--- Supplied data ---

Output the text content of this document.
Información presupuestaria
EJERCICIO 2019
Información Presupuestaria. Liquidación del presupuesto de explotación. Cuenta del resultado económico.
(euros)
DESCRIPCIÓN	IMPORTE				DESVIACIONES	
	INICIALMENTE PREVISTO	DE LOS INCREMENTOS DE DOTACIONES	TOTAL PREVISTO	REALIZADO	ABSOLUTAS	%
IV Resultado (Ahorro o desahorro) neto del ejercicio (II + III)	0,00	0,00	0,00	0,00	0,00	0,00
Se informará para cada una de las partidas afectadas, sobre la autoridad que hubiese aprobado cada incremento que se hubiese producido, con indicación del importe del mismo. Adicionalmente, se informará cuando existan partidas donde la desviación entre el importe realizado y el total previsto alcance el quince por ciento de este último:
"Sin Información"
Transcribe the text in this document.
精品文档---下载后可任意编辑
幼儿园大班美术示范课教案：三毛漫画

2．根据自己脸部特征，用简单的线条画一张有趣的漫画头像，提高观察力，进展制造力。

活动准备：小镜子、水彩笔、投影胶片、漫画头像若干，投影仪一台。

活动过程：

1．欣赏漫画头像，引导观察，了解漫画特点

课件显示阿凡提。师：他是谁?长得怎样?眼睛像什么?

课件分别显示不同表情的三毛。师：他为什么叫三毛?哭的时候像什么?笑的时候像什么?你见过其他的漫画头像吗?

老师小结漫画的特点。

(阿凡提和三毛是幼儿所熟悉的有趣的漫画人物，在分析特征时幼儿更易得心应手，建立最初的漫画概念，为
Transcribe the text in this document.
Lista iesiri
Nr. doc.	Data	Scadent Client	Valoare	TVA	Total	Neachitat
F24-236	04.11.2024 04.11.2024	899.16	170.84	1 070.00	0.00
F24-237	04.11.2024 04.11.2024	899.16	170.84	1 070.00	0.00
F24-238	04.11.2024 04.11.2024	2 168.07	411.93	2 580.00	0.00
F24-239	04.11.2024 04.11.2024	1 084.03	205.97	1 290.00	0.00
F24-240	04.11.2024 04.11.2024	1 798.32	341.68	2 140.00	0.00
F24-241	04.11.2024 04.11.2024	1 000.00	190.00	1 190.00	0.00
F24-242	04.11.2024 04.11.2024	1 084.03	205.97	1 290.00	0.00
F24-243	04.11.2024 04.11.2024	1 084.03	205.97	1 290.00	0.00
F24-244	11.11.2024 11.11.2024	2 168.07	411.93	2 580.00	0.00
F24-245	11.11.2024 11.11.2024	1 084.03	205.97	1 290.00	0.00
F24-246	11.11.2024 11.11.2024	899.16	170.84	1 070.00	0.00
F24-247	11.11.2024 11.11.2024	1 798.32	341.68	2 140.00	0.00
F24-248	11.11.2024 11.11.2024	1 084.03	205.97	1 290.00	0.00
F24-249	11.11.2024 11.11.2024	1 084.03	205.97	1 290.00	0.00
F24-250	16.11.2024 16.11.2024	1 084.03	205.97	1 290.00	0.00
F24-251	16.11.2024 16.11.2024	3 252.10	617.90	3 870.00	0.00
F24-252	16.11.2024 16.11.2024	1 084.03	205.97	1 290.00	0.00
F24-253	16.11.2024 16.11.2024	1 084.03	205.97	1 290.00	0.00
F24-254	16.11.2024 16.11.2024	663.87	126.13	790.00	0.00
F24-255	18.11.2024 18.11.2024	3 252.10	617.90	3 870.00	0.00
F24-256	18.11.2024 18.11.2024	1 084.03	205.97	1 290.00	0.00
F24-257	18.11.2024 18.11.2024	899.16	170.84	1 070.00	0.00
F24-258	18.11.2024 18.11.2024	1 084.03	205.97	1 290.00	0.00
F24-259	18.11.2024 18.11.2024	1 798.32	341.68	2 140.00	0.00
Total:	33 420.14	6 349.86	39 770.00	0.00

---

[Request]
Copy out the whole listing exactly; please set it all down.

[Solved exercise]
Output the text content of this document.
Información presupuestaria
EJERCICIO 2019
Información Presupuestaria. Liquidación del presupuesto de explotación. Cuenta del resultado económico.
(euros)
DESCRIPCIÓN	IMPORTE				DESVIACIONES	
	INICIALMENTE PREVISTO	DE LOS INCREMENTOS DE DOTACIONES	TOTAL PREVISTO	REALIZADO	ABSOLUTAS	%
IV Resultado (Ahorro o desahorro) neto del ejercicio (II + III)	0,00	0,00	0,00	0,00	0,00	0,00
Se informará para cada una de las partidas afectadas, sobre la autoridad que hubiese aprobado cada incremento que se hubiese producido, con indicación del importe del mismo. Adicionalmente, se informará cuando existan partidas donde la desviación entre el importe realizado y el total previsto alcance el quince por ciento de este último:
"Sin Información"
Transcribe the text in this document.
精品文档---下载后可任意编辑
幼儿园大班美术示范课教案：三毛漫画

2．根据自己脸部特征，用简单的线条画一张有趣的漫画头像，提高观察力，进展制造力。

活动准备：小镜子、水彩笔、投影胶片、漫画头像若干，投影仪一台。

活动过程：

1．欣赏漫画头像，引导观察，了解漫画特点

课件显示阿凡提。师：他是谁?长得怎样?眼睛像什么?

课件分别显示不同表情的三毛。师：他为什么叫三毛?哭的时候像什么?笑的时候像什么?你见过其他的漫画头像吗?

老师小结漫画的特点。

(阿凡提和三毛是幼儿所熟悉的有趣的漫画人物，在分析特征时幼儿更易得心应手，建立最初的漫画概念，为
Transcribe the text in this document.
Lista iesiri
Nr. doc.	Data	Scadent Client	Valoare	TVA	Total	Neachitat
F24-236	04.11.2024 04.11.2024	899.16	170.84	1 070.00	0.00
F24-237	04.11.2024 04.11.2024	899.16	170.84	1 070.00	0.00
F24-238	04.11.2024 04.11.2024	2 168.07	411.93	2 580.00	0.00
F24-239	04.11.2024 04.11.2024	1 084.03	205.97	1 290.00	0.00
F24-240	04.11.2024 04.11.2024	1 798.32	341.68	2 140.00	0.00
F24-241	04.11.2024 04.11.2024	1 000.00	190.00	1 190.00	0.00
F24-242	04.11.2024 04.11.2024	1 084.03	205.97	1 290.00	0.00
F24-243	04.11.2024 04.11.2024	1 084.03	205.97	1 290.00	0.00
F24-244	11.11.2024 11.11.2024	2 168.07	411.93	2 580.00	0.00
F24-245	11.11.2024 11.11.2024	1 084.03	205.97	1 290.00	0.00
F24-246	11.11.2024 11.11.2024	899.16	170.84	1 070.00	0.00
F24-247	11.11.2024 11.11.2024	1 798.32	341.68	2 140.00	0.00
F24-248	11.11.2024 11.11.2024	1 084.03	205.97	1 290.00	0.00
F24-249	11.11.2024 11.11.2024	1 084.03	205.97	1 290.00	0.00
F24-250	16.11.2024 16.11.2024	1 084.03	205.97	1 290.00	0.00
F24-251	16.11.2024 16.11.2024	3 252.10	617.90	3 870.00	0.00
F24-252	16.11.2024 16.11.2024	1 084.03	205.97	1 290.00	0.00
F24-253	16.11.2024 16.11.2024	1 084.03	205.97	1 290.00	0.00
F24-254	16.11.2024 16.11.2024	663.87	126.13	790.00	0.00
F24-255	18.11.2024 18.11.2024	3 252.10	617.90	3 870.00	0.00
F24-256	18.11.2024 18.11.2024	1 084.03	205.97	1 290.00	0.00
F24-257	18.11.2024 18.11.2024	899.16	170.84	1 070.00	0.00
F24-258	18.11.2024 18.11.2024	1 084.03	205.97	1 290.00	0.00
F24-259	18.11.2024 18.11.2024	1 798.32	341.68	2 140.00	0.00
Total:	33 420.14	6 349.86	39 770.00	0.00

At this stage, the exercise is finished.